— Begin RECORD SET —
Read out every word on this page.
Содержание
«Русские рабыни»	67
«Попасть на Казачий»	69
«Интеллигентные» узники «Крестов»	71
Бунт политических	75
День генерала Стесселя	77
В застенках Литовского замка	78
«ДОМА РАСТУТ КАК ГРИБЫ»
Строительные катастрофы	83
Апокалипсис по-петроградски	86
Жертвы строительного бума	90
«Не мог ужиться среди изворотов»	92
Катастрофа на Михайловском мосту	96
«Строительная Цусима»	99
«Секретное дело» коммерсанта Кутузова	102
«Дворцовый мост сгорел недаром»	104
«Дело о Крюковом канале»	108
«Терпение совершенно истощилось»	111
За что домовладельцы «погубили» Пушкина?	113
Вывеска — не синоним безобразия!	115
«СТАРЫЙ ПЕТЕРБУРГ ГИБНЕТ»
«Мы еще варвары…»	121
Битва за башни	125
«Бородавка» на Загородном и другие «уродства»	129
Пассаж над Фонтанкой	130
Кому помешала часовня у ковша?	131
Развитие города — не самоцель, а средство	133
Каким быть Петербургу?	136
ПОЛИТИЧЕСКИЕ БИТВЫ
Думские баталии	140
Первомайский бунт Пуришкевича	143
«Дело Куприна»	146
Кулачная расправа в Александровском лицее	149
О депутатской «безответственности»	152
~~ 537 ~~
— End RECORD SET —
— Begin RECORD SET —
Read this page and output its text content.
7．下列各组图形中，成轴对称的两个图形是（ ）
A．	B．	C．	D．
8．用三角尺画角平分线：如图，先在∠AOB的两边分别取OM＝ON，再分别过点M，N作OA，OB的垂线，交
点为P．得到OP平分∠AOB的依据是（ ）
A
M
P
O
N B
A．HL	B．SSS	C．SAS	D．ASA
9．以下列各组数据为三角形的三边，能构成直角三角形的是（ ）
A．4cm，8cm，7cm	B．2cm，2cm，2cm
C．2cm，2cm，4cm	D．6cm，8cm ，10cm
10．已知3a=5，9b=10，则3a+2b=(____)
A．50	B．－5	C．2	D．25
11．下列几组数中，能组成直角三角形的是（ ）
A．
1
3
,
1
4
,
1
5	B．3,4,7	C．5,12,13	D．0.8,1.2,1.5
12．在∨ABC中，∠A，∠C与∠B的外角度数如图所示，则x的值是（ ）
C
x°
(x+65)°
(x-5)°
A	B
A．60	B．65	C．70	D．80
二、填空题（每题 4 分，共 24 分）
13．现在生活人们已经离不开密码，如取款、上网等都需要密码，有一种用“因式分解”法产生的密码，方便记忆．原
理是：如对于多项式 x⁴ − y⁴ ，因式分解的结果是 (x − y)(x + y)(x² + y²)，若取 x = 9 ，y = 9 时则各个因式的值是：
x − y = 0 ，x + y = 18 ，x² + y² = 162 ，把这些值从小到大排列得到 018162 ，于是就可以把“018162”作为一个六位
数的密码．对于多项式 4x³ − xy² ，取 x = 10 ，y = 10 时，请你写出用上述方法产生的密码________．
— End RECORD SET —
— Begin RECORD SET —
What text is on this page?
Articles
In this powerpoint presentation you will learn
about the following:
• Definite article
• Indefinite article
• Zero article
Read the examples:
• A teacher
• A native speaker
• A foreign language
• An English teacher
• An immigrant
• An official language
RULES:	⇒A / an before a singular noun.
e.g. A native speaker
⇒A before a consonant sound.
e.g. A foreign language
— End RECORD SET —
__DESCRIPTION OF THE TASK__:
Track down every line holding the string "native" and copy it.

__REPLY__:
• A native speaker
e.g. A native speaker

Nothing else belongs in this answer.